Work to complete >> Give the number of lines holding the string "liệu" and nothing more.

-- begin --

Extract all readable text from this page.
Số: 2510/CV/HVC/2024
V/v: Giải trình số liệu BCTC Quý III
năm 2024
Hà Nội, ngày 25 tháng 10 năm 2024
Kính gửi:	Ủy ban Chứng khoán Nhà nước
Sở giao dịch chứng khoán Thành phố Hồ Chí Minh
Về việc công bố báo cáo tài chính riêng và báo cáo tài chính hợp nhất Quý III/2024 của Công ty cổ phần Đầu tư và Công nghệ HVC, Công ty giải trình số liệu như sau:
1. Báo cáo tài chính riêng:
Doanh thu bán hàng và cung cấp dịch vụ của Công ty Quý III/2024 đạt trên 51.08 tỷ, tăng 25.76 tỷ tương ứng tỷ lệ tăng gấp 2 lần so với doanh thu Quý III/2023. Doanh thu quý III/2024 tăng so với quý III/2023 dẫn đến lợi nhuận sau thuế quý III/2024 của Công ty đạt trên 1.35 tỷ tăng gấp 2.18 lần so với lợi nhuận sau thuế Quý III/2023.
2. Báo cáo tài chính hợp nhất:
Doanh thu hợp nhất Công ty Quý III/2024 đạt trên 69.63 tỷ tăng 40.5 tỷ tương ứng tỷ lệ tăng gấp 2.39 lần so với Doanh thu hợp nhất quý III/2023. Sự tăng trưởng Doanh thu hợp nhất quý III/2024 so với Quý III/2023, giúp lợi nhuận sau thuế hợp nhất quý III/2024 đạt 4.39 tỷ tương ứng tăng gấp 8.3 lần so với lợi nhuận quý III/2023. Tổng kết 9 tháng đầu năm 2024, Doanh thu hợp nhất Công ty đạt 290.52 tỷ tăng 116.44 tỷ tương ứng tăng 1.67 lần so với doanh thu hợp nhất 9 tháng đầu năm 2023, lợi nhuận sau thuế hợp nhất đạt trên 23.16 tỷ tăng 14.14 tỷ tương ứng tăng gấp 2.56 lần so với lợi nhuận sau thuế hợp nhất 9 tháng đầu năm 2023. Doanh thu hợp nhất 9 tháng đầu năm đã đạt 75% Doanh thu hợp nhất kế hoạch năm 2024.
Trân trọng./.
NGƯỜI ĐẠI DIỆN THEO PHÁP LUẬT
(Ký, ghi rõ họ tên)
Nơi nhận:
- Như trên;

-- end --

Answer below >> 2